** begin **
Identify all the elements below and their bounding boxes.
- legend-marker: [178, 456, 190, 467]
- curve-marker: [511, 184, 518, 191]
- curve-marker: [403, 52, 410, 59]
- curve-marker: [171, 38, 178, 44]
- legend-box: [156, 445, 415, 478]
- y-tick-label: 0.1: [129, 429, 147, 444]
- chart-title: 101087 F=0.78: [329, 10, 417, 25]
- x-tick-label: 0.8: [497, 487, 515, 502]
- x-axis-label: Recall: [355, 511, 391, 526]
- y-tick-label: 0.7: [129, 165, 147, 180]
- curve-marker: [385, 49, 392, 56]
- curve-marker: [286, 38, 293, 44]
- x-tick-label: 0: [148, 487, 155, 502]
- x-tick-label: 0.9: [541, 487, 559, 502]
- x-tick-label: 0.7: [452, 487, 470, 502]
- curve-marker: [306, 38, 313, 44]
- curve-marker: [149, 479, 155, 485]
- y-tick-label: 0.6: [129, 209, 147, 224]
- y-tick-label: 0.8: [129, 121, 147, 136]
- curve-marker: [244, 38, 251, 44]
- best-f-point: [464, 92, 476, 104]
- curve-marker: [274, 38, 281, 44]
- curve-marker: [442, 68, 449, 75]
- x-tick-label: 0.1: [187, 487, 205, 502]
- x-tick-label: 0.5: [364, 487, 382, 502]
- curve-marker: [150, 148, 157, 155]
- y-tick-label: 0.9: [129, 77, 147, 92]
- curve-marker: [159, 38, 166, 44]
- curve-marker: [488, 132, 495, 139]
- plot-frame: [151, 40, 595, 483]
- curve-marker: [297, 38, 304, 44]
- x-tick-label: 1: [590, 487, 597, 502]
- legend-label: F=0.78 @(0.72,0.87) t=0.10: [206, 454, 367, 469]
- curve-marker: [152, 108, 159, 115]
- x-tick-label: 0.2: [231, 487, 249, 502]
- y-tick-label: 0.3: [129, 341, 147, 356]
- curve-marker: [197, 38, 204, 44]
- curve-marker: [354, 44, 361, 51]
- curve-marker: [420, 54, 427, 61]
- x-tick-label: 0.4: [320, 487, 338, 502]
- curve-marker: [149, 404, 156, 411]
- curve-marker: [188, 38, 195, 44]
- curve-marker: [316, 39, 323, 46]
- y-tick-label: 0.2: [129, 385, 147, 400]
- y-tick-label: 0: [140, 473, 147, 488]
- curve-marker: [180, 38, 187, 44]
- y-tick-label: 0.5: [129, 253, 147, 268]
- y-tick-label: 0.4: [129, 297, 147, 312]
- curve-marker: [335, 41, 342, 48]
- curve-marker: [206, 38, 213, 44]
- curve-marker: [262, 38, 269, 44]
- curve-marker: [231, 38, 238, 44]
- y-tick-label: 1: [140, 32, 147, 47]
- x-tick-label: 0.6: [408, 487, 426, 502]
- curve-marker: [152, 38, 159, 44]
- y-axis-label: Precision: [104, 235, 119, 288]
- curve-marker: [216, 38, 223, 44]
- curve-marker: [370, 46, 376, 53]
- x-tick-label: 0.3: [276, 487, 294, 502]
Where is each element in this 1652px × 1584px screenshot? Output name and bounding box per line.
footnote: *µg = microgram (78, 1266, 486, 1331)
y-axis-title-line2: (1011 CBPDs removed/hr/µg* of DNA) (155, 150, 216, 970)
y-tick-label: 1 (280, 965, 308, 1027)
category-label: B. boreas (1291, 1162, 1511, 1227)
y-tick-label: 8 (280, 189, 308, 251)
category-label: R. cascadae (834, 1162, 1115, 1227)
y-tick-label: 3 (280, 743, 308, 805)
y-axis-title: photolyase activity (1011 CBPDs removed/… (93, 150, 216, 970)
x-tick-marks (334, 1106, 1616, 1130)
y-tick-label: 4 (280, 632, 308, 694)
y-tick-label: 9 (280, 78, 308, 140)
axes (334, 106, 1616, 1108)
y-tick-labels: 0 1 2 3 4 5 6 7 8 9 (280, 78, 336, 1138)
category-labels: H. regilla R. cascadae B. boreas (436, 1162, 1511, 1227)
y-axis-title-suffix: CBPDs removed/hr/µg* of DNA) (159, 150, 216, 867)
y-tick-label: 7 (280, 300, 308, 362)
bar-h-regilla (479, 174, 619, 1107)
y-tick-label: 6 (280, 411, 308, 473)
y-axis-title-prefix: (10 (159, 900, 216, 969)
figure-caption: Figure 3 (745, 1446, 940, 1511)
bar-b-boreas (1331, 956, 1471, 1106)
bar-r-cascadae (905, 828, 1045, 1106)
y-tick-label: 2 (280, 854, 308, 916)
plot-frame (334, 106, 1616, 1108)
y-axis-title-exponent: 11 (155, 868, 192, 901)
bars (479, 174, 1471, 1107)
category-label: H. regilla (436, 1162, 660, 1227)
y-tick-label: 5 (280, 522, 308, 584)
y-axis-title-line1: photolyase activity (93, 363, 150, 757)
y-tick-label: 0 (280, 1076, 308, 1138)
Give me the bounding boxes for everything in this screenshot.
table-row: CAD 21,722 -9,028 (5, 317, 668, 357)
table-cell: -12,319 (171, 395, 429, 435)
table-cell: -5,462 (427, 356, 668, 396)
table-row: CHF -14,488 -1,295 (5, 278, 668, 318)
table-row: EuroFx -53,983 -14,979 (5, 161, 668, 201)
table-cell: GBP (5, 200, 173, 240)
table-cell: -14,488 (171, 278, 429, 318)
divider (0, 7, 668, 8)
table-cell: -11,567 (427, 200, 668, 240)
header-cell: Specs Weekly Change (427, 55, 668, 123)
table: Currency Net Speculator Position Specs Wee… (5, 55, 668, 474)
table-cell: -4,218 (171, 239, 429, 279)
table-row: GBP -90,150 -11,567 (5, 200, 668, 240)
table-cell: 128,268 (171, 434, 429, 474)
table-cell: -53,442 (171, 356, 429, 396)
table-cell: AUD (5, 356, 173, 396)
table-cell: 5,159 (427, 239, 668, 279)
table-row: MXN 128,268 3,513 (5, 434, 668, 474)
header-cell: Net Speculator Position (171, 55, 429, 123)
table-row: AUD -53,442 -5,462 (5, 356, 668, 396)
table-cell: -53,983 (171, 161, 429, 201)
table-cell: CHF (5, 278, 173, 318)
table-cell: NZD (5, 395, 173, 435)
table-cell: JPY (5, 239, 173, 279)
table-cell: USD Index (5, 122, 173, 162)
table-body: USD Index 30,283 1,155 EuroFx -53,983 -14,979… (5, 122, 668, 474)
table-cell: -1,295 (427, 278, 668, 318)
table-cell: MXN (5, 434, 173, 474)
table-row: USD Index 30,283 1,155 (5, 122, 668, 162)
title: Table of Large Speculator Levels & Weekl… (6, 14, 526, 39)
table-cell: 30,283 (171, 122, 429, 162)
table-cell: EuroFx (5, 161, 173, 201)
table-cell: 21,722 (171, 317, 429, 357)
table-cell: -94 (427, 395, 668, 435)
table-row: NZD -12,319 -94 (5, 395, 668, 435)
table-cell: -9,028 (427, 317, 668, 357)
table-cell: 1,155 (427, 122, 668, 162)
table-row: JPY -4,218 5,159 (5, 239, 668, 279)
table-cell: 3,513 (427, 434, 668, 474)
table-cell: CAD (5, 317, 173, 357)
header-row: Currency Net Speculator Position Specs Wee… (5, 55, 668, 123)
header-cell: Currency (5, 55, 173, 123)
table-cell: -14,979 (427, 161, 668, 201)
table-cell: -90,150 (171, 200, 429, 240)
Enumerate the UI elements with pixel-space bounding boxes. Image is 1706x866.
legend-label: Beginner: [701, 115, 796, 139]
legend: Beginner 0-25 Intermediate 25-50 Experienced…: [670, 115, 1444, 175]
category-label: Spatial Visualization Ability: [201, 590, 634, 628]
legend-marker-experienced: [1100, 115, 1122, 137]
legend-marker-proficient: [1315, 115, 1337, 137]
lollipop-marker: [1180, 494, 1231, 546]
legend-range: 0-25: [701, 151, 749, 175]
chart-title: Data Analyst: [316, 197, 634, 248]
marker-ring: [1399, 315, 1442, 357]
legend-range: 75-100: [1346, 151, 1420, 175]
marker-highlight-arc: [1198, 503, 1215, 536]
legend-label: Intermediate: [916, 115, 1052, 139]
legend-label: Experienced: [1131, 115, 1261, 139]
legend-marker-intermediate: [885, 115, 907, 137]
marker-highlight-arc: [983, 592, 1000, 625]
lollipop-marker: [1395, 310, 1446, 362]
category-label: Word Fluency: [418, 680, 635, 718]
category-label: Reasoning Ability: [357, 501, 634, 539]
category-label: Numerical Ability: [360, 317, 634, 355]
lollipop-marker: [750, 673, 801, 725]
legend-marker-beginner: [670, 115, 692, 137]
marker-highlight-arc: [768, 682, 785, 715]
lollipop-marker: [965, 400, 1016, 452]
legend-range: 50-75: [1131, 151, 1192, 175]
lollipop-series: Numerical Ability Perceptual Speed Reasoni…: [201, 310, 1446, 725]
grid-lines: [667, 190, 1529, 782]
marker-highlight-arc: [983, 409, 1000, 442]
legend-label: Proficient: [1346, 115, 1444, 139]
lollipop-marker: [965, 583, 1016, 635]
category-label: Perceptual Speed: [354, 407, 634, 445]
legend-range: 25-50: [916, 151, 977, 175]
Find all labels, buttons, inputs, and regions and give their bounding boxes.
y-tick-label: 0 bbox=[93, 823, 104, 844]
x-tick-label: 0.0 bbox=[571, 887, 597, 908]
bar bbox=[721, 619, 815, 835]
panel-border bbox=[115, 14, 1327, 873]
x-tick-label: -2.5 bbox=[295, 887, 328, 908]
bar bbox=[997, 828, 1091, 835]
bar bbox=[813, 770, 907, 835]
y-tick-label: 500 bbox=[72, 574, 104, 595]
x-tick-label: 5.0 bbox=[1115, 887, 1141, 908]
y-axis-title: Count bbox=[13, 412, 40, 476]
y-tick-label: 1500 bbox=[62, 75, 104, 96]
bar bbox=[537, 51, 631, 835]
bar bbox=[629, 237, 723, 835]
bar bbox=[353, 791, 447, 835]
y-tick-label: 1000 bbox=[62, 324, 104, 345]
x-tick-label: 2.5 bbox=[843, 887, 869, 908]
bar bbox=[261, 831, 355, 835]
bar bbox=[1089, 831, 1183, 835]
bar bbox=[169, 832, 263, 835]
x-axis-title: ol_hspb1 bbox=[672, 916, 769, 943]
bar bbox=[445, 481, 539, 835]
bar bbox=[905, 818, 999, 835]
** end **
Lay out the stretch from the first line of the entries through the line containing "- x-tick-label: 0.5: [364, 487, 382, 502]" as a numbered list, leaving out any blank lines.

*Correct result*
1. Identify all the elements below and their bounding boxes.
2. - legend-marker: [178, 456, 190, 467]
3. - curve-marker: [511, 184, 518, 191]
4. - curve-marker: [403, 52, 410, 59]
5. - curve-marker: [171, 38, 178, 44]
6. - legend-box: [156, 445, 415, 478]
7. - y-tick-label: 0.1: [129, 429, 147, 444]
8. - chart-title: 101087 F=0.78: [329, 10, 417, 25]
9. - x-tick-label: 0.8: [497, 487, 515, 502]
10. - x-axis-label: Recall: [355, 511, 391, 526]
11. - y-tick-label: 0.7: [129, 165, 147, 180]
12. - curve-marker: [385, 49, 392, 56]
13. - curve-marker: [286, 38, 293, 44]
14. - x-tick-label: 0: [148, 487, 155, 502]
15. - x-tick-label: 0.9: [541, 487, 559, 502]
16. - x-tick-label: 0.7: [452, 487, 470, 502]
17. - curve-marker: [306, 38, 313, 44]
18. - curve-marker: [149, 479, 155, 485]
19. - y-tick-label: 0.6: [129, 209, 147, 224]
20. - y-tick-label: 0.8: [129, 121, 147, 136]
21. - curve-marker: [244, 38, 251, 44]
22. - best-f-point: [464, 92, 476, 104]
23. - curve-marker: [274, 38, 281, 44]
24. - curve-marker: [442, 68, 449, 75]
25. - x-tick-label: 0.1: [187, 487, 205, 502]
26. - x-tick-label: 0.5: [364, 487, 382, 502]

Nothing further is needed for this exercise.